## To be done
Look through the records that follow. Copy every line containing the word "this".

*** Data provided ***

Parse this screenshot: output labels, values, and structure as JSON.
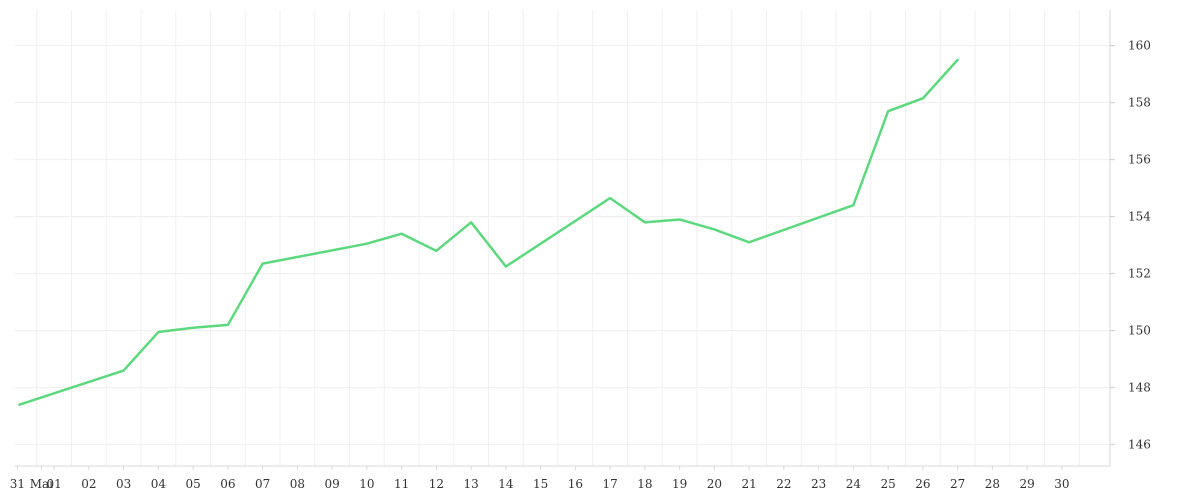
{
  "chart_data": {
    "type": "line",
    "title": "",
    "xlabel": "",
    "ylabel": "",
    "x_tick_labels": [
      "31",
      "Mai",
      "01",
      "02",
      "03",
      "04",
      "05",
      "06",
      "07",
      "08",
      "09",
      "10",
      "11",
      "12",
      "13",
      "14",
      "15",
      "16",
      "17",
      "18",
      "19",
      "20",
      "21",
      "22",
      "23",
      "24",
      "25",
      "26",
      "27",
      "28",
      "29",
      "30"
    ],
    "y_ticks": [
      146,
      148,
      150,
      152,
      154,
      156,
      158,
      160
    ],
    "ylim": [
      145.25,
      161.25
    ],
    "y_axis_position": "right",
    "grid": true,
    "legend": "none",
    "line_color": "#5dd87f",
    "series": [
      {
        "x": [
          "2024-05-31",
          "2024-06-03",
          "2024-06-04",
          "2024-06-05",
          "2024-06-06",
          "2024-06-07",
          "2024-06-10",
          "2024-06-11",
          "2024-06-12",
          "2024-06-13",
          "2024-06-14",
          "2024-06-17",
          "2024-06-18",
          "2024-06-19",
          "2024-06-20",
          "2024-06-21",
          "2024-06-24",
          "2024-06-25",
          "2024-06-26",
          "2024-06-27"
        ],
        "y": [
          147.4,
          148.6,
          149.95,
          150.1,
          150.2,
          152.35,
          153.05,
          153.4,
          152.8,
          153.8,
          152.25,
          154.65,
          153.8,
          153.9,
          153.55,
          153.1,
          154.4,
          157.7,
          158.15,
          159.5
        ]
      }
    ]
  }
}
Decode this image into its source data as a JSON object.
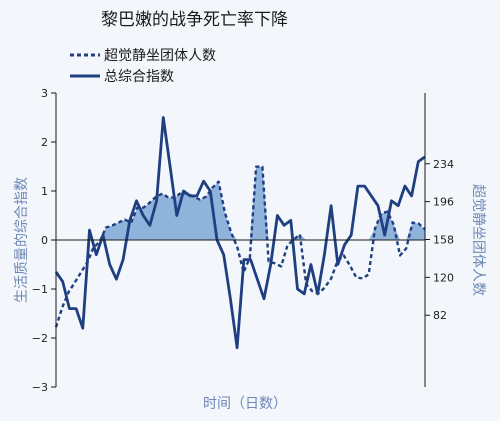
{
  "chart_data": {
    "type": "line",
    "title": "黎巴嫩的战争死亡率下降",
    "xlabel": "时间（日数）",
    "ylabel_left": "生活质量的综合指数",
    "ylabel_right": "超觉静坐团体人数",
    "grid": false,
    "legend_position": "top-left",
    "left_axis": {
      "ylim": [
        -3,
        3
      ],
      "ticks": [
        3,
        2,
        1,
        0,
        -1,
        -2,
        -3
      ]
    },
    "right_axis": {
      "ylim": [
        10,
        305
      ],
      "ticks": [
        82,
        120,
        158,
        196,
        234
      ]
    },
    "colors": {
      "line": "#1f3f80",
      "fill": "#8fb3db",
      "background": "#f3f7fc",
      "axis": "#1a1a1a"
    },
    "series": [
      {
        "name": "超觉静坐团体人数",
        "style": "dashed",
        "axis": "right",
        "values": [
          70,
          90,
          105,
          115,
          125,
          135,
          150,
          156,
          170,
          172,
          175,
          178,
          175,
          190,
          190,
          195,
          201,
          204,
          200,
          200,
          205,
          204,
          201,
          198,
          201,
          210,
          216,
          185,
          165,
          150,
          125,
          140,
          231,
          231,
          136,
          134,
          131,
          152,
          158,
          163,
          113,
          106,
          104,
          110,
          119,
          136,
          142,
          132,
          120,
          119,
          123,
          169,
          184,
          186,
          173,
          142,
          149,
          175,
          174,
          168
        ]
      },
      {
        "name": "总综合指数",
        "style": "solid",
        "axis": "left",
        "values": [
          -0.65,
          -0.85,
          -1.4,
          -1.4,
          -1.8,
          0.2,
          -0.3,
          0.1,
          -0.5,
          -0.8,
          -0.4,
          0.4,
          0.8,
          0.5,
          0.3,
          0.8,
          2.5,
          1.5,
          0.5,
          1,
          0.9,
          0.9,
          1.2,
          1,
          0,
          -0.3,
          -1.2,
          -2.2,
          -0.4,
          -0.4,
          -0.8,
          -1.2,
          -0.5,
          0.5,
          0.3,
          0.4,
          -1.0,
          -1.1,
          -0.5,
          -1.1,
          -0.3,
          0.7,
          -0.5,
          -0.1,
          0.1,
          1.1,
          1.1,
          0.9,
          0.7,
          0.1,
          0.8,
          0.7,
          1.1,
          0.9,
          1.6,
          1.7
        ]
      }
    ]
  }
}
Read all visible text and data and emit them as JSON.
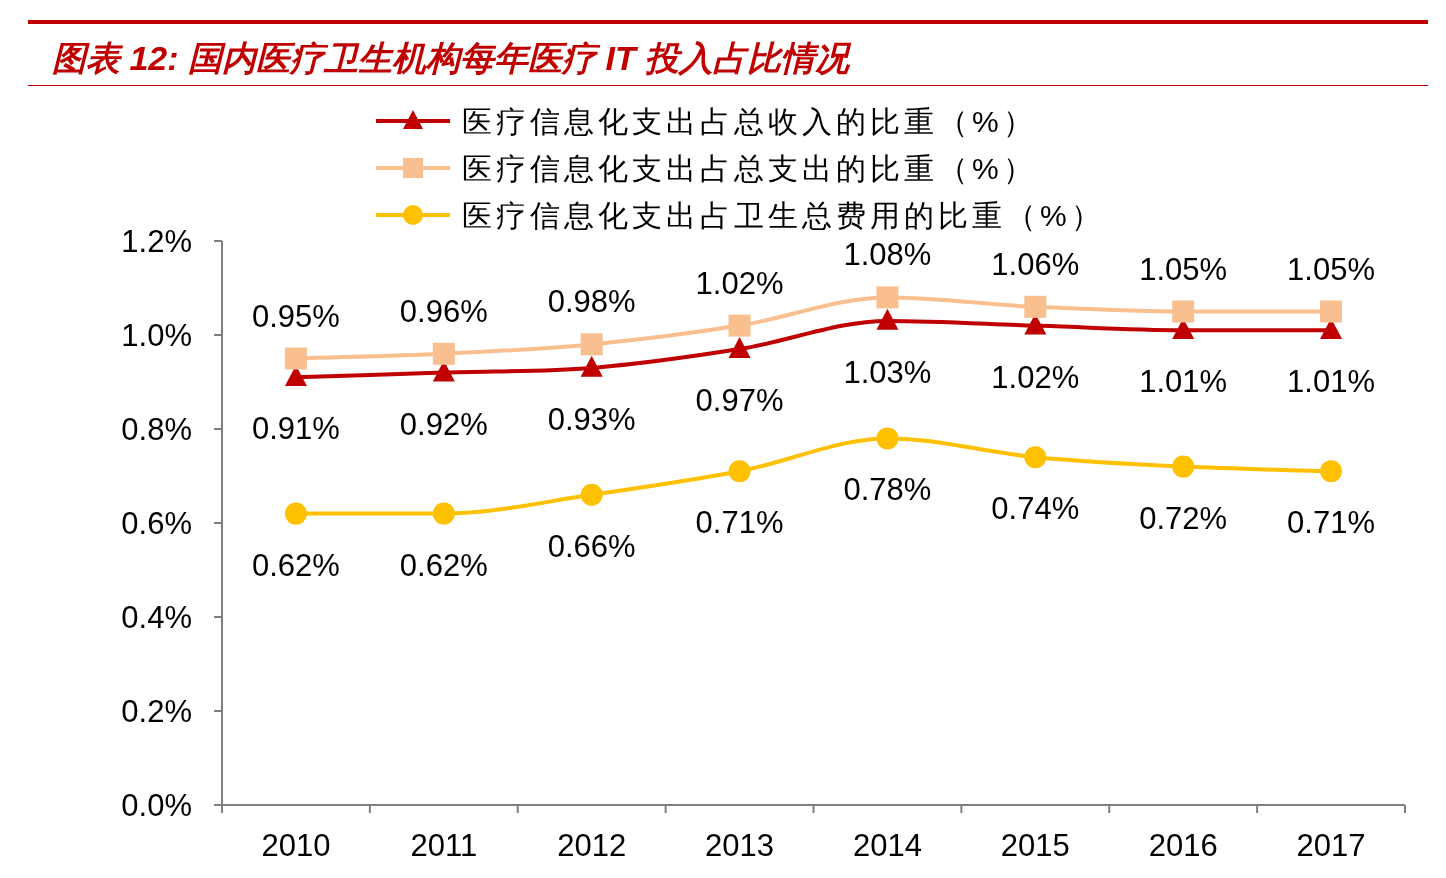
{
  "chart_data": {
    "type": "line",
    "title": "图表 12: 国内医疗卫生机构每年医疗 IT 投入占比情况",
    "categories": [
      "2010",
      "2011",
      "2012",
      "2013",
      "2014",
      "2015",
      "2016",
      "2017"
    ],
    "series": [
      {
        "name": "医疗信息化支出占总收入的比重（%）",
        "color": "#c00000",
        "marker": "triangle",
        "values": [
          0.91,
          0.92,
          0.93,
          0.97,
          1.03,
          1.02,
          1.01,
          1.01
        ],
        "value_labels": [
          "0.91%",
          "0.92%",
          "0.93%",
          "0.97%",
          "1.03%",
          "1.02%",
          "1.01%",
          "1.01%"
        ]
      },
      {
        "name": "医疗信息化支出占总支出的比重（%）",
        "color": "#f9bf8f",
        "marker": "square",
        "values": [
          0.95,
          0.96,
          0.98,
          1.02,
          1.08,
          1.06,
          1.05,
          1.05
        ],
        "value_labels": [
          "0.95%",
          "0.96%",
          "0.98%",
          "1.02%",
          "1.08%",
          "1.06%",
          "1.05%",
          "1.05%"
        ]
      },
      {
        "name": "医疗信息化支出占卫生总费用的比重（%）",
        "color": "#ffc000",
        "marker": "circle",
        "values": [
          0.62,
          0.62,
          0.66,
          0.71,
          0.78,
          0.74,
          0.72,
          0.71
        ],
        "value_labels": [
          "0.62%",
          "0.62%",
          "0.66%",
          "0.71%",
          "0.78%",
          "0.74%",
          "0.72%",
          "0.71%"
        ]
      }
    ],
    "ylim": [
      0,
      1.2
    ],
    "yticks": [
      {
        "value": 0,
        "label": "0.0%"
      },
      {
        "value": 0.2,
        "label": "0.2%"
      },
      {
        "value": 0.4,
        "label": "0.4%"
      },
      {
        "value": 0.6,
        "label": "0.6%"
      },
      {
        "value": 0.8,
        "label": "0.8%"
      },
      {
        "value": 1.0,
        "label": "1.0%"
      },
      {
        "value": 1.2,
        "label": "1.2%"
      }
    ],
    "legend": "top",
    "grid": false
  }
}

***

## Finished exercise
Parse this screenshot: output labels, values, and structure as JSON.
Decode this image into its source data as a JSON object.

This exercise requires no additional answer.